A block of data
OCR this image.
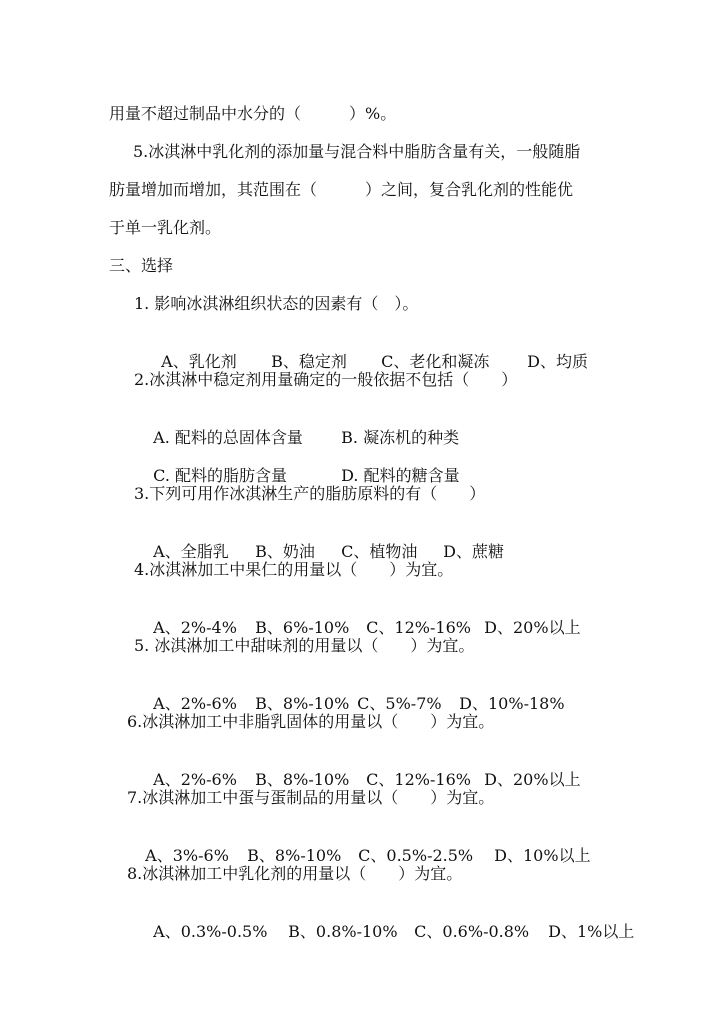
用量不超过制品中水分的（　　　）%。
5.冰淇淋中乳化剂的添加量与混合料中脂肪含量有关，一般随脂
肪量增加而增加，其范围在（　　　）之间，复合乳化剂的性能优
于单一乳化剂。
三、选择
1. 影响冰淇淋组织状态的因素有（　）。

A、乳化剂 B、稳定剂 C、老化和凝冻 D、均质

2.冰淇淋中稳定剂用量确定的一般依据不包括（　　）

A. 配料的总固体含量 B. 凝冻机的种类

C. 配料的脂肪含量	D. 配料的糖含量

3.下列可用作冰淇淋生产的脂肪原料的有（　　）

A、全脂乳 B、奶油 C、植物油 D、蔗糖

4.冰淇淋加工中果仁的用量以（　　）为宜。

A、2%-4% B、6%-10% C、12%-16% D、20%以上

5. 冰淇淋加工中甜味剂的用量以（　　）为宜。

A、2%-6% B、8%-10% C、5%-7% D、10%-18%

6.冰淇淋加工中非脂乳固体的用量以（　　）为宜。

A、2%-6% B、8%-10% C、12%-16% D、20%以上

7.冰淇淋加工中蛋与蛋制品的用量以（　　）为宜。

A、3%-6% B、8%-10% C、0.5%-2.5% D、10%以上

8.冰淇淋加工中乳化剂的用量以（　　）为宜。

A、0.3%-0.5% B、0.8%-10% C、0.6%-0.8% D、1%以上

PROBLEM DETAILS
Leave out the pictures and copy every record above exactly.

ANSWER TO THIS TASK
OCR this image.
用量不超过制品中水分的（　　　）%。
5.冰淇淋中乳化剂的添加量与混合料中脂肪含量有关，一般随脂
肪量增加而增加，其范围在（　　　）之间，复合乳化剂的性能优
于单一乳化剂。
三、选择
1. 影响冰淇淋组织状态的因素有（　）。

A、乳化剂 B、稳定剂 C、老化和凝冻 D、均质

2.冰淇淋中稳定剂用量确定的一般依据不包括（　　）

A. 配料的总固体含量 B. 凝冻机的种类

C. 配料的脂肪含量	D. 配料的糖含量

3.下列可用作冰淇淋生产的脂肪原料的有（　　）

A、全脂乳 B、奶油 C、植物油 D、蔗糖

4.冰淇淋加工中果仁的用量以（　　）为宜。

A、2%-4% B、6%-10% C、12%-16% D、20%以上

5. 冰淇淋加工中甜味剂的用量以（　　）为宜。

A、2%-6% B、8%-10% C、5%-7% D、10%-18%

6.冰淇淋加工中非脂乳固体的用量以（　　）为宜。

A、2%-6% B、8%-10% C、12%-16% D、20%以上

7.冰淇淋加工中蛋与蛋制品的用量以（　　）为宜。

A、3%-6% B、8%-10% C、0.5%-2.5% D、10%以上

8.冰淇淋加工中乳化剂的用量以（　　）为宜。

A、0.3%-0.5% B、0.8%-10% C、0.6%-0.8% D、1%以上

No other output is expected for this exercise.